(Records from a collection)
++++

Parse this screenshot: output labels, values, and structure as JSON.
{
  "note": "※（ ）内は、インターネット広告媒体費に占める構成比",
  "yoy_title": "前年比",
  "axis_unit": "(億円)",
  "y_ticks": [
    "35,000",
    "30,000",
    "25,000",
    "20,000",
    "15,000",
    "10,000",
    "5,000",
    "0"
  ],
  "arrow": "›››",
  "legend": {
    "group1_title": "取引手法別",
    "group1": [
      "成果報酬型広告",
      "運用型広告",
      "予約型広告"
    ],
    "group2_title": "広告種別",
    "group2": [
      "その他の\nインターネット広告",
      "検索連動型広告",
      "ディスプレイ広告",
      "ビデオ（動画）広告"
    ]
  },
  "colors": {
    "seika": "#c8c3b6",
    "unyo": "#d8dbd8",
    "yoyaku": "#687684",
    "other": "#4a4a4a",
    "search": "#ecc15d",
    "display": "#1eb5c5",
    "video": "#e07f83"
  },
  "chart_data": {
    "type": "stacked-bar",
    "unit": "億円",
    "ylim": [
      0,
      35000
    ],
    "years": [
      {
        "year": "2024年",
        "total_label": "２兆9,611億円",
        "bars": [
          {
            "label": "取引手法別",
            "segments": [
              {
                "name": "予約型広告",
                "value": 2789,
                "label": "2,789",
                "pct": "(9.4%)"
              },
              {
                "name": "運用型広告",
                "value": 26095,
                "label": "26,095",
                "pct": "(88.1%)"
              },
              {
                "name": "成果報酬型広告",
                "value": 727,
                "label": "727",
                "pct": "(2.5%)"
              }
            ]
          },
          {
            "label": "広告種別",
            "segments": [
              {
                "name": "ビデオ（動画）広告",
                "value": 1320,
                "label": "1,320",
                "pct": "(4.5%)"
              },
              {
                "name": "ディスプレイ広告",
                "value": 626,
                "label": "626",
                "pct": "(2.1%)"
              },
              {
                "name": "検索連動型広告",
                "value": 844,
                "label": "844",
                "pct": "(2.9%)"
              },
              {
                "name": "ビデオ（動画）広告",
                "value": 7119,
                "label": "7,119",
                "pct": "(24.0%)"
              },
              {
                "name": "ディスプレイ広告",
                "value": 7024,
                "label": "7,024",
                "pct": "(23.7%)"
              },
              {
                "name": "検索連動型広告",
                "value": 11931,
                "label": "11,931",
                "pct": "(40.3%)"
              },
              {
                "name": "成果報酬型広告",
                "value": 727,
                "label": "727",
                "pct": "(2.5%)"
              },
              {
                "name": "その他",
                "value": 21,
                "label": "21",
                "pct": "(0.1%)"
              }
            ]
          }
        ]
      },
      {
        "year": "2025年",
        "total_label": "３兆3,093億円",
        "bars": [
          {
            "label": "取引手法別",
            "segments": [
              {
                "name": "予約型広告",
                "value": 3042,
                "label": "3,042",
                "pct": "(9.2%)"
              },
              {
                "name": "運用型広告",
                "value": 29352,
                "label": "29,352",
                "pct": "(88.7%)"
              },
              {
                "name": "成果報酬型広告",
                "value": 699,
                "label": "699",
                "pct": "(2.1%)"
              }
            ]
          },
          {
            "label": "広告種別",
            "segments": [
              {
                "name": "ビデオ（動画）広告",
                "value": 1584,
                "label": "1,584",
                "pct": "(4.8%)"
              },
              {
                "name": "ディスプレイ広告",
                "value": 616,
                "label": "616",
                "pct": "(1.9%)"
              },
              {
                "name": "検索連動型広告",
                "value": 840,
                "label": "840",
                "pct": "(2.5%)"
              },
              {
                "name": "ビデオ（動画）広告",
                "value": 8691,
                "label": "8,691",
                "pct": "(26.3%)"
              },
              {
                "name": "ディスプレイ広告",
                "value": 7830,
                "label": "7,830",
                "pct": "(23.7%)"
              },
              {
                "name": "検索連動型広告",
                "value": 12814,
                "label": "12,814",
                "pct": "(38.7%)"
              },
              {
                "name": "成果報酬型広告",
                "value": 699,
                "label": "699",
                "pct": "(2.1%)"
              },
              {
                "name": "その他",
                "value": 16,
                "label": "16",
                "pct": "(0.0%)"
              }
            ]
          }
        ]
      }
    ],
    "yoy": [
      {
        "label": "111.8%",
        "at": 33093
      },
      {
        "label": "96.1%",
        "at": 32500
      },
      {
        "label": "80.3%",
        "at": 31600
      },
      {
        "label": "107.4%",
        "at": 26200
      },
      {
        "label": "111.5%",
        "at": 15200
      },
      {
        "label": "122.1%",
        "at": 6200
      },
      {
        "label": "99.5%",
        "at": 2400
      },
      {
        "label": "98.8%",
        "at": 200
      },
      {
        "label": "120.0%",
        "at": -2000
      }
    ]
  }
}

++++

## [Set exercise]
Nothing in the data may differ; print all of it exactly as written.

## [Right answer]
Parse this screenshot: output labels, values, and structure as JSON.
{
  "note": "※（ ）内は、インターネット広告媒体費に占める構成比",
  "yoy_title": "前年比",
  "axis_unit": "(億円)",
  "y_ticks": [
    "35,000",
    "30,000",
    "25,000",
    "20,000",
    "15,000",
    "10,000",
    "5,000",
    "0"
  ],
  "arrow": "›››",
  "legend": {
    "group1_title": "取引手法別",
    "group1": [
      "成果報酬型広告",
      "運用型広告",
      "予約型広告"
    ],
    "group2_title": "広告種別",
    "group2": [
      "その他の\nインターネット広告",
      "検索連動型広告",
      "ディスプレイ広告",
      "ビデオ（動画）広告"
    ]
  },
  "colors": {
    "seika": "#c8c3b6",
    "unyo": "#d8dbd8",
    "yoyaku": "#687684",
    "other": "#4a4a4a",
    "search": "#ecc15d",
    "display": "#1eb5c5",
    "video": "#e07f83"
  },
  "chart_data": {
    "type": "stacked-bar",
    "unit": "億円",
    "ylim": [
      0,
      35000
    ],
    "years": [
      {
        "year": "2024年",
        "total_label": "２兆9,611億円",
        "bars": [
          {
            "label": "取引手法別",
            "segments": [
              {
                "name": "予約型広告",
                "value": 2789,
                "label": "2,789",
                "pct": "(9.4%)"
              },
              {
                "name": "運用型広告",
                "value": 26095,
                "label": "26,095",
                "pct": "(88.1%)"
              },
              {
                "name": "成果報酬型広告",
                "value": 727,
                "label": "727",
                "pct": "(2.5%)"
              }
            ]
          },
          {
            "label": "広告種別",
            "segments": [
              {
                "name": "ビデオ（動画）広告",
                "value": 1320,
                "label": "1,320",
                "pct": "(4.5%)"
              },
              {
                "name": "ディスプレイ広告",
                "value": 626,
                "label": "626",
                "pct": "(2.1%)"
              },
              {
                "name": "検索連動型広告",
                "value": 844,
                "label": "844",
                "pct": "(2.9%)"
              },
              {
                "name": "ビデオ（動画）広告",
                "value": 7119,
                "label": "7,119",
                "pct": "(24.0%)"
              },
              {
                "name": "ディスプレイ広告",
                "value": 7024,
                "label": "7,024",
                "pct": "(23.7%)"
              },
              {
                "name": "検索連動型広告",
                "value": 11931,
                "label": "11,931",
                "pct": "(40.3%)"
              },
              {
                "name": "成果報酬型広告",
                "value": 727,
                "label": "727",
                "pct": "(2.5%)"
              },
              {
                "name": "その他",
                "value": 21,
                "label": "21",
                "pct": "(0.1%)"
              }
            ]
          }
        ]
      },
      {
        "year": "2025年",
        "total_label": "３兆3,093億円",
        "bars": [
          {
            "label": "取引手法別",
            "segments": [
              {
                "name": "予約型広告",
                "value": 3042,
                "label": "3,042",
                "pct": "(9.2%)"
              },
              {
                "name": "運用型広告",
                "value": 29352,
                "label": "29,352",
                "pct": "(88.7%)"
              },
              {
                "name": "成果報酬型広告",
                "value": 699,
                "label": "699",
                "pct": "(2.1%)"
              }
            ]
          },
          {
            "label": "広告種別",
            "segments": [
              {
                "name": "ビデオ（動画）広告",
                "value": 1584,
                "label": "1,584",
                "pct": "(4.8%)"
              },
              {
                "name": "ディスプレイ広告",
                "value": 616,
                "label": "616",
                "pct": "(1.9%)"
              },
              {
                "name": "検索連動型広告",
                "value": 840,
                "label": "840",
                "pct": "(2.5%)"
              },
              {
                "name": "ビデオ（動画）広告",
                "value": 8691,
                "label": "8,691",
                "pct": "(26.3%)"
              },
              {
                "name": "ディスプレイ広告",
                "value": 7830,
                "label": "7,830",
                "pct": "(23.7%)"
              },
              {
                "name": "検索連動型広告",
                "value": 12814,
                "label": "12,814",
                "pct": "(38.7%)"
              },
              {
                "name": "成果報酬型広告",
                "value": 699,
                "label": "699",
                "pct": "(2.1%)"
              },
              {
                "name": "その他",
                "value": 16,
                "label": "16",
                "pct": "(0.0%)"
              }
            ]
          }
        ]
      }
    ],
    "yoy": [
      {
        "label": "111.8%",
        "at": 33093
      },
      {
        "label": "96.1%",
        "at": 32500
      },
      {
        "label": "80.3%",
        "at": 31600
      },
      {
        "label": "107.4%",
        "at": 26200
      },
      {
        "label": "111.5%",
        "at": 15200
      },
      {
        "label": "122.1%",
        "at": 6200
      },
      {
        "label": "99.5%",
        "at": 2400
      },
      {
        "label": "98.8%",
        "at": 200
      },
      {
        "label": "120.0%",
        "at": -2000
      }
    ]
  }
}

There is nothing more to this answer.